>> BEGIN EXERCISE DATA

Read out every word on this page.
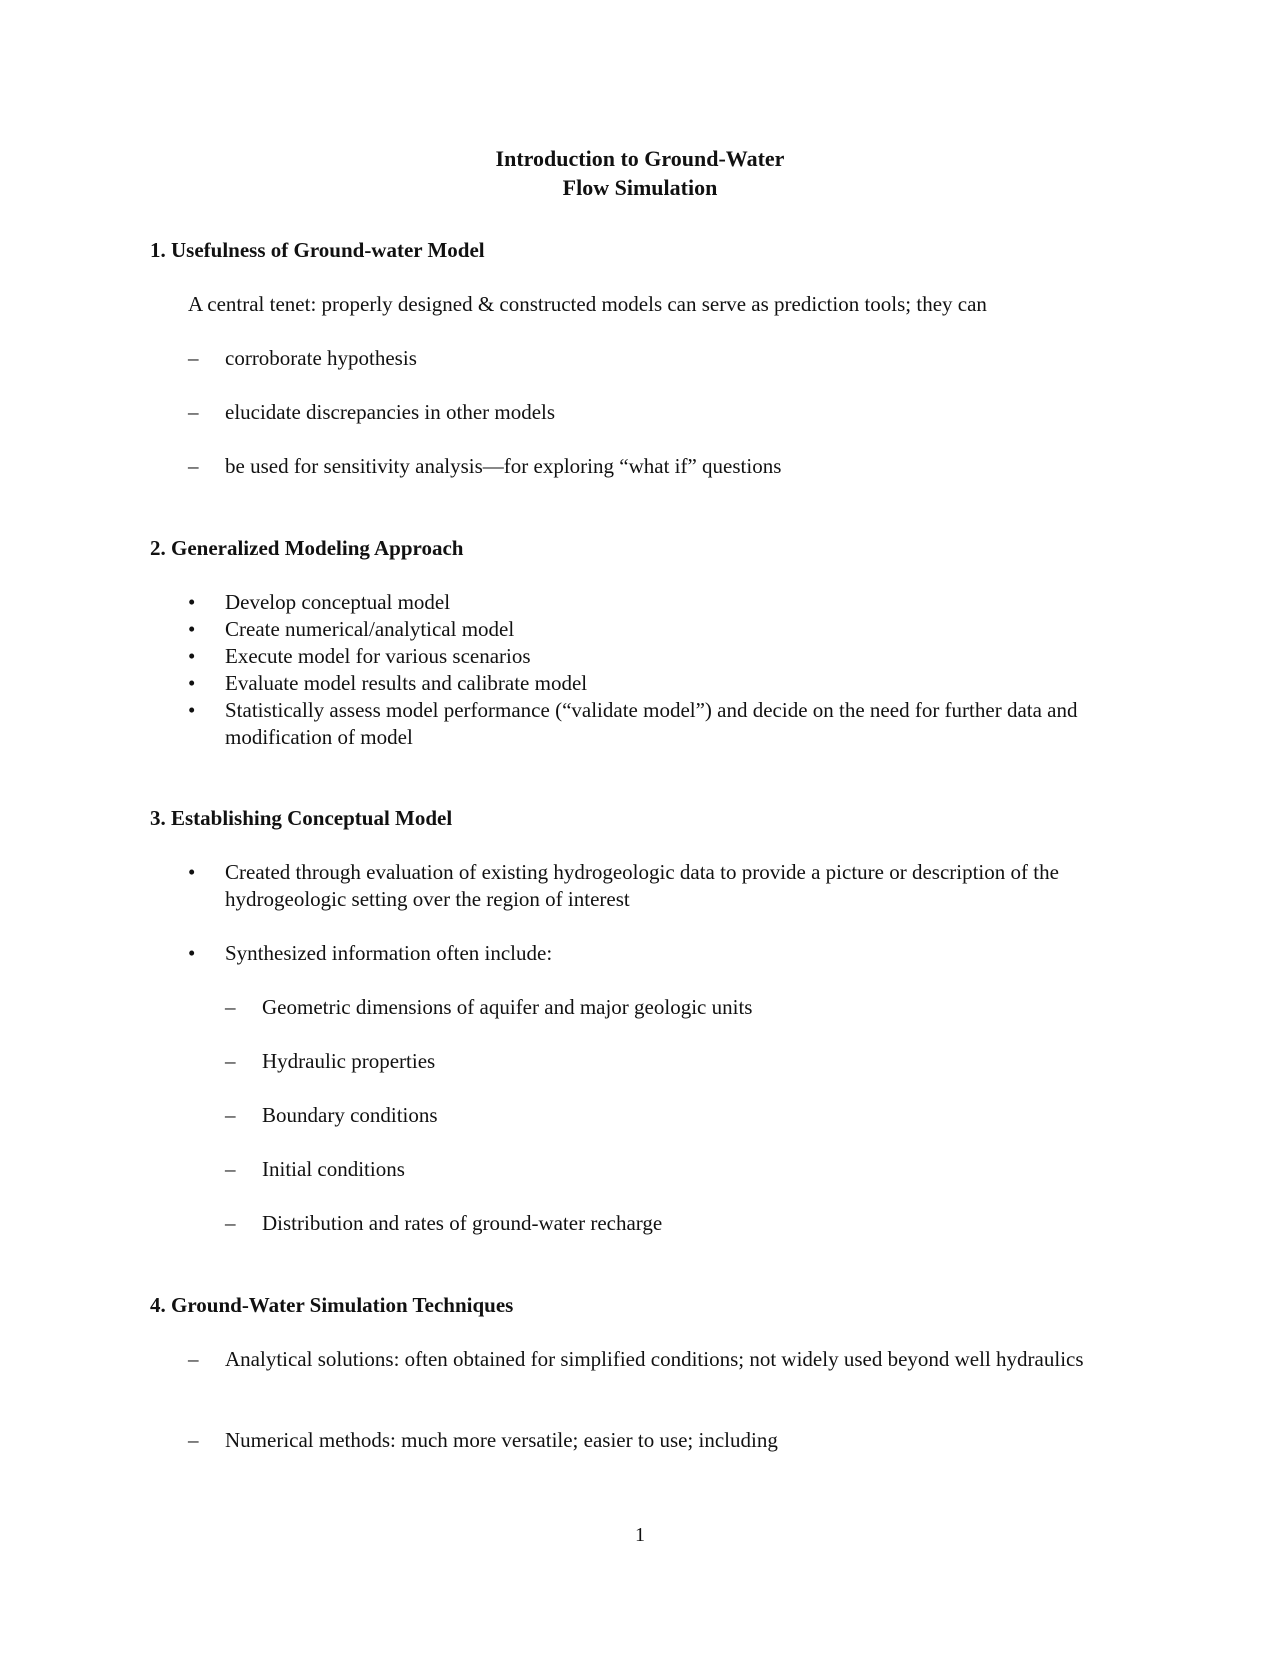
Introduction to Ground-Water
Flow Simulation
1. Usefulness of Ground-water Model
A central tenet: properly designed & constructed models can serve as prediction tools; they can
–	corroborate hypothesis
–	elucidate discrepancies in other models
–	be used for sensitivity analysis—for exploring “what if” questions
2. Generalized Modeling Approach
•	Develop conceptual model
•	Create numerical/analytical model
•	Execute model for various scenarios
•	Evaluate model results and calibrate model
•	Statistically assess model performance (“validate model”) and decide on the need for further data and modification of model
3. Establishing Conceptual Model
•	Created through evaluation of existing hydrogeologic data to provide a picture or description of the hydrogeologic setting over the region of interest
•	Synthesized information often include:
–	Geometric dimensions of aquifer and major geologic units
–	Hydraulic properties
–	Boundary conditions
–	Initial conditions
–	Distribution and rates of ground-water recharge
4. Ground-Water Simulation Techniques
–	Analytical solutions: often obtained for simplified conditions; not widely used beyond well hydraulics
–	Numerical methods: much more versatile; easier to use; including
1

>> END EXERCISE DATA

→ PROBLEM
Give back every line exactly as it stands, pictures excluded.

→ REPLY TO THE EXERCISE
Read out every word on this page.
Introduction to Ground-Water
Flow Simulation
1. Usefulness of Ground-water Model
A central tenet: properly designed & constructed models can serve as prediction tools; they can
–	corroborate hypothesis
–	elucidate discrepancies in other models
–	be used for sensitivity analysis—for exploring “what if” questions
2. Generalized Modeling Approach
•	Develop conceptual model
•	Create numerical/analytical model
•	Execute model for various scenarios
•	Evaluate model results and calibrate model
•	Statistically assess model performance (“validate model”) and decide on the need for further data and modification of model
3. Establishing Conceptual Model
•	Created through evaluation of existing hydrogeologic data to provide a picture or description of the hydrogeologic setting over the region of interest
•	Synthesized information often include:
–	Geometric dimensions of aquifer and major geologic units
–	Hydraulic properties
–	Boundary conditions
–	Initial conditions
–	Distribution and rates of ground-water recharge
4. Ground-Water Simulation Techniques
–	Analytical solutions: often obtained for simplified conditions; not widely used beyond well hydraulics
–	Numerical methods: much more versatile; easier to use; including
1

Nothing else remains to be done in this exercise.